__Task inputs__.
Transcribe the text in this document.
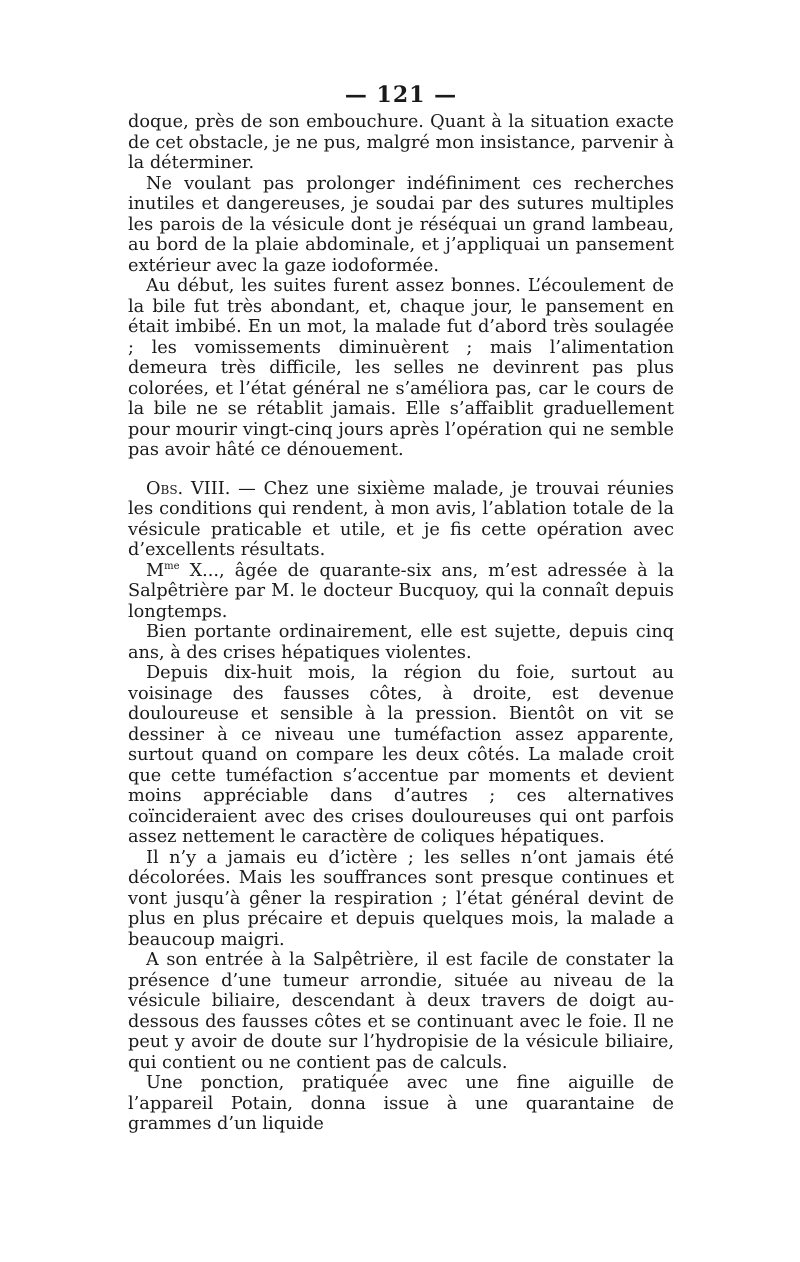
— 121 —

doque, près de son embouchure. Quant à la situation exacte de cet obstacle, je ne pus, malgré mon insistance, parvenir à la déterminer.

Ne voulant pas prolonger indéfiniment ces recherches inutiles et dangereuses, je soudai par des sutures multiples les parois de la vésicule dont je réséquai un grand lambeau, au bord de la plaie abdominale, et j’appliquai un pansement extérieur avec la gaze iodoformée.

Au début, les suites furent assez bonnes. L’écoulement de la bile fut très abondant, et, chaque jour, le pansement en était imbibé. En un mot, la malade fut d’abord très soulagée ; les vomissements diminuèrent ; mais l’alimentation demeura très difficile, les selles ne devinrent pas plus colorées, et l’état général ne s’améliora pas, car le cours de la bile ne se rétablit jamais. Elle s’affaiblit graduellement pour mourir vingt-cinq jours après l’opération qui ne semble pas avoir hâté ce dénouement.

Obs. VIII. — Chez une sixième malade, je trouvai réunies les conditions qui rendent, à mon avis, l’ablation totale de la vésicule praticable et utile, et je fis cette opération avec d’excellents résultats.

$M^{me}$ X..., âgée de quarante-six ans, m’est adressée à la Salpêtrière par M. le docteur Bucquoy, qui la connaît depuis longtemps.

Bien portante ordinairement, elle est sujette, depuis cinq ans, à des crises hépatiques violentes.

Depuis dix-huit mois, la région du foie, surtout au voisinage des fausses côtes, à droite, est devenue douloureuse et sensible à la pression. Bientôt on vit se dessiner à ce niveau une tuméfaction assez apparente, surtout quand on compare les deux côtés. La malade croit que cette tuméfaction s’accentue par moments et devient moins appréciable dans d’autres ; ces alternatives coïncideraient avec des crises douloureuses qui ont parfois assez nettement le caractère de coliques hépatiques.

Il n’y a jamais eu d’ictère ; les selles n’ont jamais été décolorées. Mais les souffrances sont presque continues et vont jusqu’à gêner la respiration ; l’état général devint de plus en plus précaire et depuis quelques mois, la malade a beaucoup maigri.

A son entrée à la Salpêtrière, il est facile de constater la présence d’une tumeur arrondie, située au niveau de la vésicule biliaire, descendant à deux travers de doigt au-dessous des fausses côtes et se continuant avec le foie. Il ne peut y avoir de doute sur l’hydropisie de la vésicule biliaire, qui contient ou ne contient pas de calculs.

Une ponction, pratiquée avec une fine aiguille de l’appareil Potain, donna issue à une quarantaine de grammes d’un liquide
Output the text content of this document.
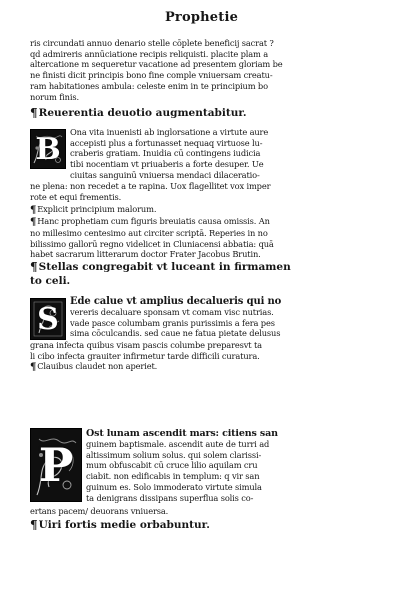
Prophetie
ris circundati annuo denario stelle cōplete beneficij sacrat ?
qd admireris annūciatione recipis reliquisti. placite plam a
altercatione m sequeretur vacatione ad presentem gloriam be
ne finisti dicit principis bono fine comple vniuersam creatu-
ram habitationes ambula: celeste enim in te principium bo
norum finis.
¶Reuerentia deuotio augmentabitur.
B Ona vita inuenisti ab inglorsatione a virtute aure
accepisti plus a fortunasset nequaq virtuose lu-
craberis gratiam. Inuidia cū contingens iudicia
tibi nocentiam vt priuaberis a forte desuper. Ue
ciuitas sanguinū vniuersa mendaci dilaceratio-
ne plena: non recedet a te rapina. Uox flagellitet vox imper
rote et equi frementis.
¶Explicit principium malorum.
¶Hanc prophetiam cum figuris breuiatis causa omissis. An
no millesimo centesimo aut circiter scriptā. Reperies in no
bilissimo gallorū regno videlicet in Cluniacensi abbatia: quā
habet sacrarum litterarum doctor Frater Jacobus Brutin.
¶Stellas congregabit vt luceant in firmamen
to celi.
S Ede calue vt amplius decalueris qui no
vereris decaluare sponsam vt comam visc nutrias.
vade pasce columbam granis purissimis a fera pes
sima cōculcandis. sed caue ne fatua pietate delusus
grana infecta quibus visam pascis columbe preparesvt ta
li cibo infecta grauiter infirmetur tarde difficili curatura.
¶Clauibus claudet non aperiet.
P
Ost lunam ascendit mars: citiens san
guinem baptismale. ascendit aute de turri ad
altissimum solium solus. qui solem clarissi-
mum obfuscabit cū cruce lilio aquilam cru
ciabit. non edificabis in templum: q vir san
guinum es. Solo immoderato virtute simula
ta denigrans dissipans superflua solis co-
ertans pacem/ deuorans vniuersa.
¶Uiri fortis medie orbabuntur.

__Problem description__. Retype everything in the material word for word, minus pictures.

__Full response__.
Transcribe the text in this document.
— 121 —

doque, près de son embouchure. Quant à la situation exacte de cet obstacle, je ne pus, malgré mon insistance, parvenir à la déterminer.

Ne voulant pas prolonger indéfiniment ces recherches inutiles et dangereuses, je soudai par des sutures multiples les parois de la vésicule dont je réséquai un grand lambeau, au bord de la plaie abdominale, et j’appliquai un pansement extérieur avec la gaze iodoformée.

Au début, les suites furent assez bonnes. L’écoulement de la bile fut très abondant, et, chaque jour, le pansement en était imbibé. En un mot, la malade fut d’abord très soulagée ; les vomissements diminuèrent ; mais l’alimentation demeura très difficile, les selles ne devinrent pas plus colorées, et l’état général ne s’améliora pas, car le cours de la bile ne se rétablit jamais. Elle s’affaiblit graduellement pour mourir vingt-cinq jours après l’opération qui ne semble pas avoir hâté ce dénouement.

Obs. VIII. — Chez une sixième malade, je trouvai réunies les conditions qui rendent, à mon avis, l’ablation totale de la vésicule praticable et utile, et je fis cette opération avec d’excellents résultats.

$M^{me}$ X..., âgée de quarante-six ans, m’est adressée à la Salpêtrière par M. le docteur Bucquoy, qui la connaît depuis longtemps.

Bien portante ordinairement, elle est sujette, depuis cinq ans, à des crises hépatiques violentes.

Depuis dix-huit mois, la région du foie, surtout au voisinage des fausses côtes, à droite, est devenue douloureuse et sensible à la pression. Bientôt on vit se dessiner à ce niveau une tuméfaction assez apparente, surtout quand on compare les deux côtés. La malade croit que cette tuméfaction s’accentue par moments et devient moins appréciable dans d’autres ; ces alternatives coïncideraient avec des crises douloureuses qui ont parfois assez nettement le caractère de coliques hépatiques.

Il n’y a jamais eu d’ictère ; les selles n’ont jamais été décolorées. Mais les souffrances sont presque continues et vont jusqu’à gêner la respiration ; l’état général devint de plus en plus précaire et depuis quelques mois, la malade a beaucoup maigri.

A son entrée à la Salpêtrière, il est facile de constater la présence d’une tumeur arrondie, située au niveau de la vésicule biliaire, descendant à deux travers de doigt au-dessous des fausses côtes et se continuant avec le foie. Il ne peut y avoir de doute sur l’hydropisie de la vésicule biliaire, qui contient ou ne contient pas de calculs.

Une ponction, pratiquée avec une fine aiguille de l’appareil Potain, donna issue à une quarantaine de grammes d’un liquide
Output the text content of this document.
Prophetie
ris circundati annuo denario stelle cōplete beneficij sacrat ?
qd admireris annūciatione recipis reliquisti. placite plam a
altercatione m sequeretur vacatione ad presentem gloriam be
ne finisti dicit principis bono fine comple vniuersam creatu-
ram habitationes ambula: celeste enim in te principium bo
norum finis.
¶Reuerentia deuotio augmentabitur.
B Ona vita inuenisti ab inglorsatione a virtute aure
accepisti plus a fortunasset nequaq virtuose lu-
craberis gratiam. Inuidia cū contingens iudicia
tibi nocentiam vt priuaberis a forte desuper. Ue
ciuitas sanguinū vniuersa mendaci dilaceratio-
ne plena: non recedet a te rapina. Uox flagellitet vox imper
rote et equi frementis.
¶Explicit principium malorum.
¶Hanc prophetiam cum figuris breuiatis causa omissis. An
no millesimo centesimo aut circiter scriptā. Reperies in no
bilissimo gallorū regno videlicet in Cluniacensi abbatia: quā
habet sacrarum litterarum doctor Frater Jacobus Brutin.
¶Stellas congregabit vt luceant in firmamen
to celi.
S Ede calue vt amplius decalueris qui no
vereris decaluare sponsam vt comam visc nutrias.
vade pasce columbam granis purissimis a fera pes
sima cōculcandis. sed caue ne fatua pietate delusus
grana infecta quibus visam pascis columbe preparesvt ta
li cibo infecta grauiter infirmetur tarde difficili curatura.
¶Clauibus claudet non aperiet.
P
Ost lunam ascendit mars: citiens san
guinem baptismale. ascendit aute de turri ad
altissimum solium solus. qui solem clarissi-
mum obfuscabit cū cruce lilio aquilam cru
ciabit. non edificabis in templum: q vir san
guinum es. Solo immoderato virtute simula
ta denigrans dissipans superflua solis co-
ertans pacem/ deuorans vniuersa.
¶Uiri fortis medie orbabuntur.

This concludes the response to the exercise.